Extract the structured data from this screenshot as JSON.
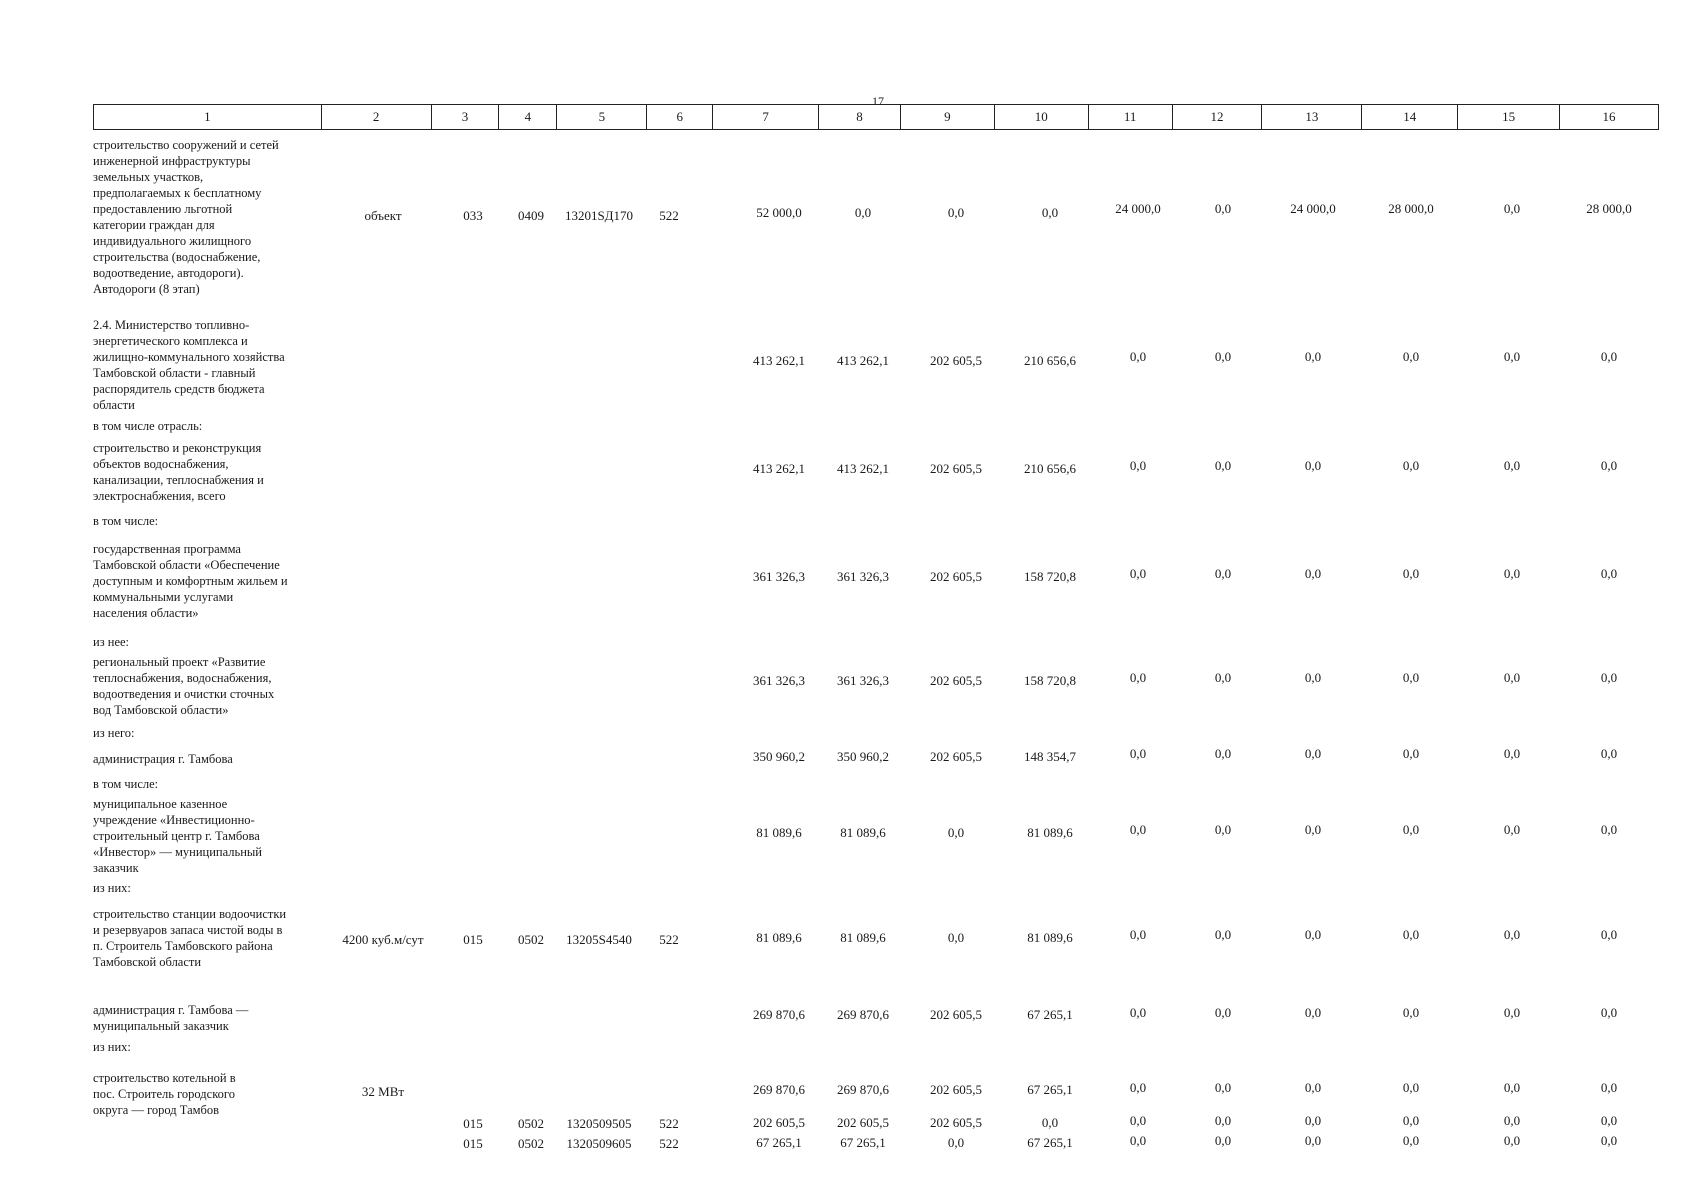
{
  "page_number": "17",
  "header_columns": [
    "1",
    "2",
    "3",
    "4",
    "5",
    "6",
    "7",
    "8",
    "9",
    "10",
    "11",
    "12",
    "13",
    "14",
    "15",
    "16"
  ],
  "rows": [
    {
      "description": "строительство сооружений и сетей\nинженерной инфраструктуры\nземельных участков,\nпредполагаемых к бесплатному\nпредоставлению льготной\nкатегории граждан для\nиндивидуального жилищного\nстроительства (водоснабжение,\nводоотведение, автодороги).\nАвтодороги (8 этап)",
      "unit": "объект",
      "c3": "033",
      "c4": "0409",
      "c5": "13201SД170",
      "c6": "522",
      "values": [
        "52 000,0",
        "0,0",
        "0,0",
        "0,0",
        "24 000,0",
        "0,0",
        "24 000,0",
        "28 000,0",
        "0,0",
        "28 000,0"
      ]
    },
    {
      "description": "2.4. Министерство топливно-\nэнергетического комплекса и\nжилищно-коммунального хозяйства\nТамбовской области - главный\nраспорядитель средств бюджета\nобласти",
      "values": [
        "413 262,1",
        "413 262,1",
        "202 605,5",
        "210 656,6",
        "0,0",
        "0,0",
        "0,0",
        "0,0",
        "0,0",
        "0,0"
      ]
    },
    {
      "description": "строительство и реконструкция\nобъектов водоснабжения,\nканализации, теплоснабжения и\nэлектроснабжения, всего",
      "values": [
        "413 262,1",
        "413 262,1",
        "202 605,5",
        "210 656,6",
        "0,0",
        "0,0",
        "0,0",
        "0,0",
        "0,0",
        "0,0"
      ]
    },
    {
      "description": "государственная программа\nТамбовской области «Обеспечение\nдоступным и комфортным жильем и\nкоммунальными услугами\nнаселения области»",
      "values": [
        "361 326,3",
        "361 326,3",
        "202 605,5",
        "158 720,8",
        "0,0",
        "0,0",
        "0,0",
        "0,0",
        "0,0",
        "0,0"
      ]
    },
    {
      "description": "региональный проект «Развитие\nтеплоснабжения, водоснабжения,\nводоотведения и очистки сточных\nвод Тамбовской области»",
      "values": [
        "361 326,3",
        "361 326,3",
        "202 605,5",
        "158 720,8",
        "0,0",
        "0,0",
        "0,0",
        "0,0",
        "0,0",
        "0,0"
      ]
    },
    {
      "description": "администрация г. Тамбова",
      "values": [
        "350 960,2",
        "350 960,2",
        "202 605,5",
        "148 354,7",
        "0,0",
        "0,0",
        "0,0",
        "0,0",
        "0,0",
        "0,0"
      ]
    },
    {
      "description": "муниципальное казенное\nучреждение «Инвестиционно-\nстроительный центр г. Тамбова\n«Инвестор» — муниципальный\nзаказчик",
      "values": [
        "81 089,6",
        "81 089,6",
        "0,0",
        "81 089,6",
        "0,0",
        "0,0",
        "0,0",
        "0,0",
        "0,0",
        "0,0"
      ]
    },
    {
      "description": "строительство станции водоочистки\nи резервуаров запаса чистой воды в\nп. Строитель Тамбовского района\nТамбовской области",
      "unit": "4200 куб.м/сут",
      "c3": "015",
      "c4": "0502",
      "c5": "13205S4540",
      "c6": "522",
      "values": [
        "81 089,6",
        "81 089,6",
        "0,0",
        "81 089,6",
        "0,0",
        "0,0",
        "0,0",
        "0,0",
        "0,0",
        "0,0"
      ]
    },
    {
      "description": "администрация г. Тамбова —\nмуниципальный заказчик",
      "values": [
        "269 870,6",
        "269 870,6",
        "202 605,5",
        "67 265,1",
        "0,0",
        "0,0",
        "0,0",
        "0,0",
        "0,0",
        "0,0"
      ]
    },
    {
      "description": "строительство котельной в\nпос. Строитель городского\nокруга — город Тамбов",
      "unit": "32 МВт",
      "values": [
        "269 870,6",
        "269 870,6",
        "202 605,5",
        "67 265,1",
        "0,0",
        "0,0",
        "0,0",
        "0,0",
        "0,0",
        "0,0"
      ]
    },
    {
      "description": "",
      "c3": "015",
      "c4": "0502",
      "c5": "1320509505",
      "c6": "522",
      "values": [
        "202 605,5",
        "202 605,5",
        "202 605,5",
        "0,0",
        "0,0",
        "0,0",
        "0,0",
        "0,0",
        "0,0",
        "0,0"
      ]
    },
    {
      "description": "",
      "c3": "015",
      "c4": "0502",
      "c5": "1320509605",
      "c6": "522",
      "values": [
        "67 265,1",
        "67 265,1",
        "0,0",
        "67 265,1",
        "0,0",
        "0,0",
        "0,0",
        "0,0",
        "0,0",
        "0,0"
      ]
    }
  ],
  "subheadings": [
    "в том числе отрасль:",
    "в том числе:",
    "из нее:",
    "из него:",
    "в том числе:",
    "из них:",
    "из них:"
  ]
}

----------

WHAT THE EXERCISE ASKS →
Search the preceding listing for the word "unit" and pull out every line that holds it.

TASK ANSWER →
      "unit": "объект",
      "unit": "4200 куб.м/сут",
      "unit": "32 МВт",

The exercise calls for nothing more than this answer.